▶ [CHALLENGE]: Single out the lines that include the word "podejmuje". Copy them.

-- START MATERIAL --

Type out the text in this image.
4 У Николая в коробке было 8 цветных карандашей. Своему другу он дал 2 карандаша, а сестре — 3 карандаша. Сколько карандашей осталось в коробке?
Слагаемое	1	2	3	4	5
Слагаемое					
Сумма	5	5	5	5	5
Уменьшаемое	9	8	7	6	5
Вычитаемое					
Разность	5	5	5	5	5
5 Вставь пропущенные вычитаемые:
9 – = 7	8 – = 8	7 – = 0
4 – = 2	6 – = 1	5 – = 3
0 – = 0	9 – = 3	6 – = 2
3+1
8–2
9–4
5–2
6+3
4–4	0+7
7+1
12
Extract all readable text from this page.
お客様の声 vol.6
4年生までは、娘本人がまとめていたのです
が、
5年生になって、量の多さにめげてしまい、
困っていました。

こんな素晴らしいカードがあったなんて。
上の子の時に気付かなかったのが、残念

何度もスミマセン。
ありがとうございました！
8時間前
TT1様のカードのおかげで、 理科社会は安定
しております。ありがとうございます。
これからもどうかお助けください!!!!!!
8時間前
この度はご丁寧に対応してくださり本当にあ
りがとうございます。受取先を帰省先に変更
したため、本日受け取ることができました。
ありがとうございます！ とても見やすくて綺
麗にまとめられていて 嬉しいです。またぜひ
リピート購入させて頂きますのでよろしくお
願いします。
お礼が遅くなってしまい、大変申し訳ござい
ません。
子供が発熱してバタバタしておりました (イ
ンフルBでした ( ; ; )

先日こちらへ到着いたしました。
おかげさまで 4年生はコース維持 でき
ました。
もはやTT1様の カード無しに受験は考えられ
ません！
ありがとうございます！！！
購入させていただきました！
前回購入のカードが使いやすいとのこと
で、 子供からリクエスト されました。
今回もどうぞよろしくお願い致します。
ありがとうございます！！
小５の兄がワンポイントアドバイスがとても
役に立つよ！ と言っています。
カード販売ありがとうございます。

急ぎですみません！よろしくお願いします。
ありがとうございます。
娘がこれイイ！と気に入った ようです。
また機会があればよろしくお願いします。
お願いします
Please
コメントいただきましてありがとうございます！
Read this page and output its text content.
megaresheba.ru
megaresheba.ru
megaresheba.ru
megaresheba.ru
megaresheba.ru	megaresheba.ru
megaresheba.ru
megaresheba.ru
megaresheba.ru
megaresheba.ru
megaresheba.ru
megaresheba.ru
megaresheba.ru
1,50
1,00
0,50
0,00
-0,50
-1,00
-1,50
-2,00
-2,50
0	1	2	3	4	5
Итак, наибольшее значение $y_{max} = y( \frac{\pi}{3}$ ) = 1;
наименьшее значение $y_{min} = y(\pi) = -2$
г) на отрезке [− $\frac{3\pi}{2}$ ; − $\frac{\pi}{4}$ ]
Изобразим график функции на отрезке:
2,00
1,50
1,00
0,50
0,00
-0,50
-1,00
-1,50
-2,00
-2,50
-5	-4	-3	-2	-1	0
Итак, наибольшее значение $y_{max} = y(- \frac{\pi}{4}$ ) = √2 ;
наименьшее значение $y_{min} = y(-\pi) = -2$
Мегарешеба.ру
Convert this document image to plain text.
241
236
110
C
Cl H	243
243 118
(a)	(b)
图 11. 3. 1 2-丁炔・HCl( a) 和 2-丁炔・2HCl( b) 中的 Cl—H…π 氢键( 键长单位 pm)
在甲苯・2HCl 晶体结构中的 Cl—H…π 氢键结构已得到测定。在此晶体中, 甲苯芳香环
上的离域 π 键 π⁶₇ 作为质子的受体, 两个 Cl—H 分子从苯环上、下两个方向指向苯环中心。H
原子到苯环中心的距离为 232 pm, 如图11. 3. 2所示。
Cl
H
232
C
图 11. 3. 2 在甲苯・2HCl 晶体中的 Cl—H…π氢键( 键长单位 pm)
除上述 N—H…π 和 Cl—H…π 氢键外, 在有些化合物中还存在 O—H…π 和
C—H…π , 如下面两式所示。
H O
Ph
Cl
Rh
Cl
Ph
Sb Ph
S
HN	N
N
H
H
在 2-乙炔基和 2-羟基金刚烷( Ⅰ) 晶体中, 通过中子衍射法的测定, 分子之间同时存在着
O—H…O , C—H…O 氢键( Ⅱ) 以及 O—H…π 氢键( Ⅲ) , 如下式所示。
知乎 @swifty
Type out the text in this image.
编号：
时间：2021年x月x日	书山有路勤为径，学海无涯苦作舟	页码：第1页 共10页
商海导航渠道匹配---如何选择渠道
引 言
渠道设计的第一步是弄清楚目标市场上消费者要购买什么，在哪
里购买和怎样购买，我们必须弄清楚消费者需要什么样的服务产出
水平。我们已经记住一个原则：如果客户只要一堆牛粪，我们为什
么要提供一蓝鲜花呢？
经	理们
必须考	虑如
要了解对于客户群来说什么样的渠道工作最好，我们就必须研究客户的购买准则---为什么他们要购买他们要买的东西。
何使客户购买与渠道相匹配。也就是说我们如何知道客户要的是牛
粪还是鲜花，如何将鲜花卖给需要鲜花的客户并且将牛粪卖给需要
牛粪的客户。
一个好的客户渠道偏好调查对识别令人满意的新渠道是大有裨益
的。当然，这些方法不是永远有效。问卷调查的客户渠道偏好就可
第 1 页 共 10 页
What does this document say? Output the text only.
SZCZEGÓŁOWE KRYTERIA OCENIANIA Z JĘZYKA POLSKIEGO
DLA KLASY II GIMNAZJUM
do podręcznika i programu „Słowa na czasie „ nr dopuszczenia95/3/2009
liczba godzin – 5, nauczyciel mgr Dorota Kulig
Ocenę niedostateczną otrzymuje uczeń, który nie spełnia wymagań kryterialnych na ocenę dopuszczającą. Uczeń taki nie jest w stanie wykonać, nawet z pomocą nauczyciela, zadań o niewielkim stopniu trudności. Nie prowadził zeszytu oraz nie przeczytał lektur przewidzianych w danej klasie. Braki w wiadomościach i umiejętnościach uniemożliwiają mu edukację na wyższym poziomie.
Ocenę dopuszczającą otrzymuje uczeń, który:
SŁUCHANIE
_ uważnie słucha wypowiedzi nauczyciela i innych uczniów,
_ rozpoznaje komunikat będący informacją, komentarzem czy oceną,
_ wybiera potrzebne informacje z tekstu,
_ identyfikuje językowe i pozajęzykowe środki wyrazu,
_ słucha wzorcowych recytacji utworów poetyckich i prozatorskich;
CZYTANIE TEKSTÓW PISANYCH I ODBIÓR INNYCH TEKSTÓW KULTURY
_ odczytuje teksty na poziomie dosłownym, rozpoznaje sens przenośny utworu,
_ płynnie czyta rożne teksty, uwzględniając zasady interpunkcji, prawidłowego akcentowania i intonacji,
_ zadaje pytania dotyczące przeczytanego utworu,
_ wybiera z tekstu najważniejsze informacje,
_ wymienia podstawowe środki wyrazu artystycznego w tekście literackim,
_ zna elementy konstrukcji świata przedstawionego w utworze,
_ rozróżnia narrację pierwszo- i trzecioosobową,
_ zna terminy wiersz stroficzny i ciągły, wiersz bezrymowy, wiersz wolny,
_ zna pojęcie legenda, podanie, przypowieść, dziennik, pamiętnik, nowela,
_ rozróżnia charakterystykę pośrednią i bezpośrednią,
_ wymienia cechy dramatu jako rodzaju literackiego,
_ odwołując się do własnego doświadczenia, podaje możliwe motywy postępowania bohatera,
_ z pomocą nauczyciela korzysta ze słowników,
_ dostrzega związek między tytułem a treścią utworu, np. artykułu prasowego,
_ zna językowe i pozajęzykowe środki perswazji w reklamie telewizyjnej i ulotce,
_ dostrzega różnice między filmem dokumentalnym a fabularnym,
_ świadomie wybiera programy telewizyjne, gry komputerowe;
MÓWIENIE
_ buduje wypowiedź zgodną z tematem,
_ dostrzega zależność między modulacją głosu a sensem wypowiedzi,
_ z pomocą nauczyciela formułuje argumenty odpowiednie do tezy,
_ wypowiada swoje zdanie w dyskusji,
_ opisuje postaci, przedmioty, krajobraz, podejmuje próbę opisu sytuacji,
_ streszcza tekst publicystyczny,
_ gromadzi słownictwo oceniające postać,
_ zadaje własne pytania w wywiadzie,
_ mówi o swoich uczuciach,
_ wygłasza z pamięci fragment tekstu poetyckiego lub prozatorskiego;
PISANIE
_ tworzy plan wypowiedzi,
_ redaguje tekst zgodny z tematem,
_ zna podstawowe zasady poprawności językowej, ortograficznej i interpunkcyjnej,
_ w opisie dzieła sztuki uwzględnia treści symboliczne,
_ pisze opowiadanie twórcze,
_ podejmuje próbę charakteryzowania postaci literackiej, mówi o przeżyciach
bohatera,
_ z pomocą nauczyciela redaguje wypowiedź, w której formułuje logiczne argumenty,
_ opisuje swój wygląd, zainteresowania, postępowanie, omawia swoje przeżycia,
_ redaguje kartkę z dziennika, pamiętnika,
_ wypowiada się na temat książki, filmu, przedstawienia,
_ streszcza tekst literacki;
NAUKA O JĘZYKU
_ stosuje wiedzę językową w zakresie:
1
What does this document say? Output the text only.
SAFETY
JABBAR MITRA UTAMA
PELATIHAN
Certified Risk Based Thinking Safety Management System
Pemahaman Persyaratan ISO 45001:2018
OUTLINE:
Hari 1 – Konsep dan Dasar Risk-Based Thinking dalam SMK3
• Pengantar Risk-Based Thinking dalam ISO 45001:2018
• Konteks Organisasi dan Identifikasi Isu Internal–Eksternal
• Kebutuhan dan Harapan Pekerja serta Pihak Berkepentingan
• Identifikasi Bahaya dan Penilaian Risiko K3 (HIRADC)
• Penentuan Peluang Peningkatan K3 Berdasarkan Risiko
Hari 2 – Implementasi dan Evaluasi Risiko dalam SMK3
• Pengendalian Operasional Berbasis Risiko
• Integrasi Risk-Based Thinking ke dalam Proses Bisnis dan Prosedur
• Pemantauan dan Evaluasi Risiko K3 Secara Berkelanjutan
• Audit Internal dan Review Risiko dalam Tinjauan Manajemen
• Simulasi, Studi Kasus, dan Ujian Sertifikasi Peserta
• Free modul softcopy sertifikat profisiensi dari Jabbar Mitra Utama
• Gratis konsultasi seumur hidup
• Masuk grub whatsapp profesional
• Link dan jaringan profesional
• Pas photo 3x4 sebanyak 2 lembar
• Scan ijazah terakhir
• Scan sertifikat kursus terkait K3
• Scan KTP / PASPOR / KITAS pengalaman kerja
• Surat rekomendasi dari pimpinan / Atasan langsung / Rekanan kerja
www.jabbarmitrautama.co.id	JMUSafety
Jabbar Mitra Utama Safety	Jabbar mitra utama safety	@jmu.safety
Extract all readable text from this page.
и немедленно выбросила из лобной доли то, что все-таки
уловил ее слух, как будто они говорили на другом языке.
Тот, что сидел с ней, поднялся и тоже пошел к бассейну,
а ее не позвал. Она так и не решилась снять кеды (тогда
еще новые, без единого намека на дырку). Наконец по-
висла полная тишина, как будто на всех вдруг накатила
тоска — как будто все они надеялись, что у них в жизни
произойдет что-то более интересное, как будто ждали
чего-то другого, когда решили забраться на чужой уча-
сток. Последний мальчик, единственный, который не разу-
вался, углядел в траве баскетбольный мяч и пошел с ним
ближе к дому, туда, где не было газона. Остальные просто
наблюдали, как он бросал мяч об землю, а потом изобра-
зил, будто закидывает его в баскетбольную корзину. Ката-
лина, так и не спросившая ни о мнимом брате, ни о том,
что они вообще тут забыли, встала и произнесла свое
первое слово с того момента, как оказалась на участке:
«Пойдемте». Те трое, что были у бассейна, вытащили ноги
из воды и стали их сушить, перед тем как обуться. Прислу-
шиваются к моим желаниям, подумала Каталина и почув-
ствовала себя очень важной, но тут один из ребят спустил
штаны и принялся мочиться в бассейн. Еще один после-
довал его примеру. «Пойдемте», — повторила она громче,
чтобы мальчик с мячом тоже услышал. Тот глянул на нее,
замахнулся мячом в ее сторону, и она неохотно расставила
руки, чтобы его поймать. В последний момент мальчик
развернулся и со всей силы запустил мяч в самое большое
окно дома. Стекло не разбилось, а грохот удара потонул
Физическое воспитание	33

-- END MATERIAL --

▶ [EXERCISE OUTPUT]:
_ opisuje postaci, przedmioty, krajobraz, podejmuje próbę opisu sytuacji,
_ podejmuje próbę charakteryzowania postaci literackiej, mówi o przeżyciach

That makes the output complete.